Entries taken from a collection
^^^^
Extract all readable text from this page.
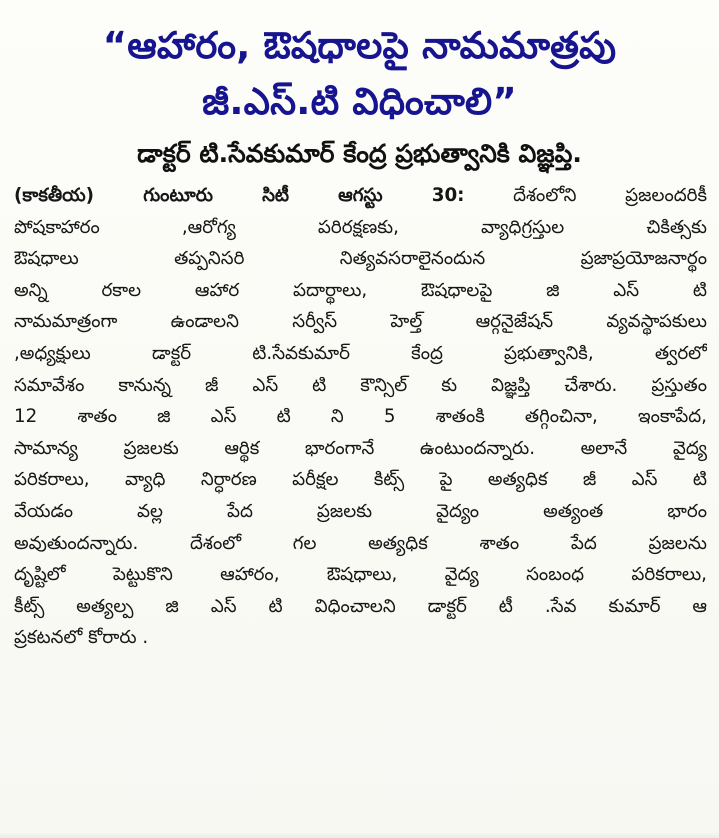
“ఆహారం, ఔషధాలపై నామమాత్రపు
జీ.ఎస్.టి విధించాలి”
డాక్టర్ టి.సేవకుమార్ కేంద్ర ప్రభుత్వానికి విజ్ఞప్తి.
(కాకతీయ) గుంటూరు సిటీ ఆగస్టు 30: దేశంలోని ప్రజలందరికీ
పోషకాహారం ,ఆరోగ్య పరిరక్షణకు, వ్యాధిగ్రస్తుల చికిత్సకు
ఔషధాలు తప్పనిసరి నిత్యవసరాలైనందున ప్రజాప్రయోజనార్థం
అన్ని రకాల ఆహార పదార్థాలు, ఔషధాలపై జి ఎస్ టి
నామమాత్రంగా ఉండాలని సర్వీస్ హెల్త్ ఆర్గనైజేషన్ వ్యవస్థాపకులు
,అధ్యక్షులు డాక్టర్ టి.సేవకుమార్ కేంద్ర ప్రభుత్వానికి, త్వరలో
సమావేశం కానున్న జీ ఎస్ టి కౌన్సిల్ కు విజ్ఞప్తి చేశారు. ప్రస్తుతం
12 శాతం జి ఎస్ టి ని 5 శాతంకి తగ్గించినా, ఇంకాపేద,
సామాన్య ప్రజలకు ఆర్థిక భారంగానే ఉంటుందన్నారు. అలానే వైద్య
పరికరాలు, వ్యాధి నిర్ధారణ పరీక్షల కిట్స్ పై అత్యధిక జీ ఎస్ టి
వేయడం వల్ల పేద ప్రజలకు వైద్యం అత్యంత భారం
అవుతుందన్నారు. దేశంలో గల అత్యధిక శాతం పేద ప్రజలను
దృష్టిలో పెట్టుకొని ఆహారం, ఔషధాలు, వైద్య సంబంధ పరికరాలు,
కీట్స్ అత్యల్ప జి ఎస్ టి విధించాలని డాక్టర్ టీ .సేవ కుమార్ ఆ
ప్రకటనలో కోరారు .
^^^^
GIVEN REQUEST
Leaving all pictures aside, quote each record exactly.

EXERCISE ANSWER
Extract all readable text from this page.
“ఆహారం, ఔషధాలపై నామమాత్రపు
జీ.ఎస్.టి విధించాలి”
డాక్టర్ టి.సేవకుమార్ కేంద్ర ప్రభుత్వానికి విజ్ఞప్తి.
(కాకతీయ) గుంటూరు సిటీ ఆగస్టు 30: దేశంలోని ప్రజలందరికీ
పోషకాహారం ,ఆరోగ్య పరిరక్షణకు, వ్యాధిగ్రస్తుల చికిత్సకు
ఔషధాలు తప్పనిసరి నిత్యవసరాలైనందున ప్రజాప్రయోజనార్థం
అన్ని రకాల ఆహార పదార్థాలు, ఔషధాలపై జి ఎస్ టి
నామమాత్రంగా ఉండాలని సర్వీస్ హెల్త్ ఆర్గనైజేషన్ వ్యవస్థాపకులు
,అధ్యక్షులు డాక్టర్ టి.సేవకుమార్ కేంద్ర ప్రభుత్వానికి, త్వరలో
సమావేశం కానున్న జీ ఎస్ టి కౌన్సిల్ కు విజ్ఞప్తి చేశారు. ప్రస్తుతం
12 శాతం జి ఎస్ టి ని 5 శాతంకి తగ్గించినా, ఇంకాపేద,
సామాన్య ప్రజలకు ఆర్థిక భారంగానే ఉంటుందన్నారు. అలానే వైద్య
పరికరాలు, వ్యాధి నిర్ధారణ పరీక్షల కిట్స్ పై అత్యధిక జీ ఎస్ టి
వేయడం వల్ల పేద ప్రజలకు వైద్యం అత్యంత భారం
అవుతుందన్నారు. దేశంలో గల అత్యధిక శాతం పేద ప్రజలను
దృష్టిలో పెట్టుకొని ఆహారం, ఔషధాలు, వైద్య సంబంధ పరికరాలు,
కీట్స్ అత్యల్ప జి ఎస్ టి విధించాలని డాక్టర్ టీ .సేవ కుమార్ ఆ
ప్రకటనలో కోరారు .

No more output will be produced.